<<<<
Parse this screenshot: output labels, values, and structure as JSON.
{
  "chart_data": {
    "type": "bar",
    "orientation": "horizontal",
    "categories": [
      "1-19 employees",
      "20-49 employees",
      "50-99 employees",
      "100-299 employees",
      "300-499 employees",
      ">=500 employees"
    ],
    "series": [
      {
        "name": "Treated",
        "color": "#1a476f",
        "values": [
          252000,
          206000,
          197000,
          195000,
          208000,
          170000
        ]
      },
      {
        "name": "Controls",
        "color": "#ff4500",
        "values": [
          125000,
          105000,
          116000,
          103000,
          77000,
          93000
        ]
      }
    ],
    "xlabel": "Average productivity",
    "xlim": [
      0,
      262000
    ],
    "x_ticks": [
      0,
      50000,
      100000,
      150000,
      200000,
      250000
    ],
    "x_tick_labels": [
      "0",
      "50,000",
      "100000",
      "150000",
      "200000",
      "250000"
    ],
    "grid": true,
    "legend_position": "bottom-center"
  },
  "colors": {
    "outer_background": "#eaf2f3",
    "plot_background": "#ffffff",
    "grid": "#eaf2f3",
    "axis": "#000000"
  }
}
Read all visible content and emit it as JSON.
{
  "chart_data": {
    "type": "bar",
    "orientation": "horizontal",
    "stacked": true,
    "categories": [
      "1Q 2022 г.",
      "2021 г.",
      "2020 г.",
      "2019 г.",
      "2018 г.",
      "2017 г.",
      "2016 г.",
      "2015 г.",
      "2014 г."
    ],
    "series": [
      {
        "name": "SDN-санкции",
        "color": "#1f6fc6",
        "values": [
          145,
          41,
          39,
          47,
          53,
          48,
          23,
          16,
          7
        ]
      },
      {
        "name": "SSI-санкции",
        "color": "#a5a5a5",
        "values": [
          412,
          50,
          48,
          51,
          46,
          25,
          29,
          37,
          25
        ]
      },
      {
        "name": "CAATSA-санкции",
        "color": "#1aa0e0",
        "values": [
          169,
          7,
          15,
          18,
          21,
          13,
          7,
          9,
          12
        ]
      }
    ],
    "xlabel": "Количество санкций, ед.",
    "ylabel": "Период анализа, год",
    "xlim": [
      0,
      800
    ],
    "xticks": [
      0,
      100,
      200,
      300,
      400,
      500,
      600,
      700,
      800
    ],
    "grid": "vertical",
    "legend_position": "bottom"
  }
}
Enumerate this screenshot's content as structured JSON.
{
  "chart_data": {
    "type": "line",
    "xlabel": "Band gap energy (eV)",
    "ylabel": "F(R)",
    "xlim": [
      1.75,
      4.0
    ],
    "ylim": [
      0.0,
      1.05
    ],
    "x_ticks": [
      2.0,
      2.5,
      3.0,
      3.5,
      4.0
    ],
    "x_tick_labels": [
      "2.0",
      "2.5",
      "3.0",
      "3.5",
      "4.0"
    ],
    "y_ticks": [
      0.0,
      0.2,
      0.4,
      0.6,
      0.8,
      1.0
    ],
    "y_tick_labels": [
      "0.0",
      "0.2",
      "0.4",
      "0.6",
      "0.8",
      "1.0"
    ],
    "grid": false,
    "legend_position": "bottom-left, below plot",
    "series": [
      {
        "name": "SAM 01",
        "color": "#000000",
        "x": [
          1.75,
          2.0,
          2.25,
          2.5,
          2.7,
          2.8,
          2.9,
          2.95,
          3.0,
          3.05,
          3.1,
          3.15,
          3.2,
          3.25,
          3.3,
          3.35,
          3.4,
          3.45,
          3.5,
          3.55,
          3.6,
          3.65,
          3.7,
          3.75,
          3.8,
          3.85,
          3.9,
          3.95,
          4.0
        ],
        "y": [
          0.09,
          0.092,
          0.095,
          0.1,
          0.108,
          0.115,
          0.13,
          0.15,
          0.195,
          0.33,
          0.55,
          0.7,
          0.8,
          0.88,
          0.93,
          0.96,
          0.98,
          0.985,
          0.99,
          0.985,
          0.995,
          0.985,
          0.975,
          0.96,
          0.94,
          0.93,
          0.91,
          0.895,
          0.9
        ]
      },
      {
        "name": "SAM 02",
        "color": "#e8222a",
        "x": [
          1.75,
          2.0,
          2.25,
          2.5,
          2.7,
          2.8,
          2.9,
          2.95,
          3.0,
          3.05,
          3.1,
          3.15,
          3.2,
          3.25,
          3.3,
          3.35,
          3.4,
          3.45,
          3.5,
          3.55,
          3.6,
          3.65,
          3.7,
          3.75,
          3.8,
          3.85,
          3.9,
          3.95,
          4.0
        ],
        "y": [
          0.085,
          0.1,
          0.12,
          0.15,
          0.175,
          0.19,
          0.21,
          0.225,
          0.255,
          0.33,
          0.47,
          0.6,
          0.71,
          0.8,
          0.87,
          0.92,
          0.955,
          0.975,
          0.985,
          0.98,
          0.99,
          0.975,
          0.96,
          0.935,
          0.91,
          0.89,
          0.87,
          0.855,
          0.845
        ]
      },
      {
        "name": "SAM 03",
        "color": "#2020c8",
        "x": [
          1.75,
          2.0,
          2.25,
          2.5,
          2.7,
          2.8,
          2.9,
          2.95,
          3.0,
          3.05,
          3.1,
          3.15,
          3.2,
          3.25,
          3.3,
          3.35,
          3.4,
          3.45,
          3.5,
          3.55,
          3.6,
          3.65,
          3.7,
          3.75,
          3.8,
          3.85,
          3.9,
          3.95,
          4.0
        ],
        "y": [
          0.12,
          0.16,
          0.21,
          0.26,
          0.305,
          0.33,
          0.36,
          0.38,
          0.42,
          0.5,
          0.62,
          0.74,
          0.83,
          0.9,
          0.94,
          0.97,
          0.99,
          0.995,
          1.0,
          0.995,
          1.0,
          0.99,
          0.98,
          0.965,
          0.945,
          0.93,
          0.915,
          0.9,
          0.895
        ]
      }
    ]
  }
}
>>>>
Every line above should be written out again exactly as it stands.

EXPECTED OUTPUT ▸
Parse this screenshot: output labels, values, and structure as JSON.
{
  "chart_data": {
    "type": "bar",
    "orientation": "horizontal",
    "categories": [
      "1-19 employees",
      "20-49 employees",
      "50-99 employees",
      "100-299 employees",
      "300-499 employees",
      ">=500 employees"
    ],
    "series": [
      {
        "name": "Treated",
        "color": "#1a476f",
        "values": [
          252000,
          206000,
          197000,
          195000,
          208000,
          170000
        ]
      },
      {
        "name": "Controls",
        "color": "#ff4500",
        "values": [
          125000,
          105000,
          116000,
          103000,
          77000,
          93000
        ]
      }
    ],
    "xlabel": "Average productivity",
    "xlim": [
      0,
      262000
    ],
    "x_ticks": [
      0,
      50000,
      100000,
      150000,
      200000,
      250000
    ],
    "x_tick_labels": [
      "0",
      "50,000",
      "100000",
      "150000",
      "200000",
      "250000"
    ],
    "grid": true,
    "legend_position": "bottom-center"
  },
  "colors": {
    "outer_background": "#eaf2f3",
    "plot_background": "#ffffff",
    "grid": "#eaf2f3",
    "axis": "#000000"
  }
}
Read all visible content and emit it as JSON.
{
  "chart_data": {
    "type": "bar",
    "orientation": "horizontal",
    "stacked": true,
    "categories": [
      "1Q 2022 г.",
      "2021 г.",
      "2020 г.",
      "2019 г.",
      "2018 г.",
      "2017 г.",
      "2016 г.",
      "2015 г.",
      "2014 г."
    ],
    "series": [
      {
        "name": "SDN-санкции",
        "color": "#1f6fc6",
        "values": [
          145,
          41,
          39,
          47,
          53,
          48,
          23,
          16,
          7
        ]
      },
      {
        "name": "SSI-санкции",
        "color": "#a5a5a5",
        "values": [
          412,
          50,
          48,
          51,
          46,
          25,
          29,
          37,
          25
        ]
      },
      {
        "name": "CAATSA-санкции",
        "color": "#1aa0e0",
        "values": [
          169,
          7,
          15,
          18,
          21,
          13,
          7,
          9,
          12
        ]
      }
    ],
    "xlabel": "Количество санкций, ед.",
    "ylabel": "Период анализа, год",
    "xlim": [
      0,
      800
    ],
    "xticks": [
      0,
      100,
      200,
      300,
      400,
      500,
      600,
      700,
      800
    ],
    "grid": "vertical",
    "legend_position": "bottom"
  }
}
Enumerate this screenshot's content as structured JSON.
{
  "chart_data": {
    "type": "line",
    "xlabel": "Band gap energy (eV)",
    "ylabel": "F(R)",
    "xlim": [
      1.75,
      4.0
    ],
    "ylim": [
      0.0,
      1.05
    ],
    "x_ticks": [
      2.0,
      2.5,
      3.0,
      3.5,
      4.0
    ],
    "x_tick_labels": [
      "2.0",
      "2.5",
      "3.0",
      "3.5",
      "4.0"
    ],
    "y_ticks": [
      0.0,
      0.2,
      0.4,
      0.6,
      0.8,
      1.0
    ],
    "y_tick_labels": [
      "0.0",
      "0.2",
      "0.4",
      "0.6",
      "0.8",
      "1.0"
    ],
    "grid": false,
    "legend_position": "bottom-left, below plot",
    "series": [
      {
        "name": "SAM 01",
        "color": "#000000",
        "x": [
          1.75,
          2.0,
          2.25,
          2.5,
          2.7,
          2.8,
          2.9,
          2.95,
          3.0,
          3.05,
          3.1,
          3.15,
          3.2,
          3.25,
          3.3,
          3.35,
          3.4,
          3.45,
          3.5,
          3.55,
          3.6,
          3.65,
          3.7,
          3.75,
          3.8,
          3.85,
          3.9,
          3.95,
          4.0
        ],
        "y": [
          0.09,
          0.092,
          0.095,
          0.1,
          0.108,
          0.115,
          0.13,
          0.15,
          0.195,
          0.33,
          0.55,
          0.7,
          0.8,
          0.88,
          0.93,
          0.96,
          0.98,
          0.985,
          0.99,
          0.985,
          0.995,
          0.985,
          0.975,
          0.96,
          0.94,
          0.93,
          0.91,
          0.895,
          0.9
        ]
      },
      {
        "name": "SAM 02",
        "color": "#e8222a",
        "x": [
          1.75,
          2.0,
          2.25,
          2.5,
          2.7,
          2.8,
          2.9,
          2.95,
          3.0,
          3.05,
          3.1,
          3.15,
          3.2,
          3.25,
          3.3,
          3.35,
          3.4,
          3.45,
          3.5,
          3.55,
          3.6,
          3.65,
          3.7,
          3.75,
          3.8,
          3.85,
          3.9,
          3.95,
          4.0
        ],
        "y": [
          0.085,
          0.1,
          0.12,
          0.15,
          0.175,
          0.19,
          0.21,
          0.225,
          0.255,
          0.33,
          0.47,
          0.6,
          0.71,
          0.8,
          0.87,
          0.92,
          0.955,
          0.975,
          0.985,
          0.98,
          0.99,
          0.975,
          0.96,
          0.935,
          0.91,
          0.89,
          0.87,
          0.855,
          0.845
        ]
      },
      {
        "name": "SAM 03",
        "color": "#2020c8",
        "x": [
          1.75,
          2.0,
          2.25,
          2.5,
          2.7,
          2.8,
          2.9,
          2.95,
          3.0,
          3.05,
          3.1,
          3.15,
          3.2,
          3.25,
          3.3,
          3.35,
          3.4,
          3.45,
          3.5,
          3.55,
          3.6,
          3.65,
          3.7,
          3.75,
          3.8,
          3.85,
          3.9,
          3.95,
          4.0
        ],
        "y": [
          0.12,
          0.16,
          0.21,
          0.26,
          0.305,
          0.33,
          0.36,
          0.38,
          0.42,
          0.5,
          0.62,
          0.74,
          0.83,
          0.9,
          0.94,
          0.97,
          0.99,
          0.995,
          1.0,
          0.995,
          1.0,
          0.99,
          0.98,
          0.965,
          0.945,
          0.93,
          0.915,
          0.9,
          0.895
        ]
      }
    ]
  }
}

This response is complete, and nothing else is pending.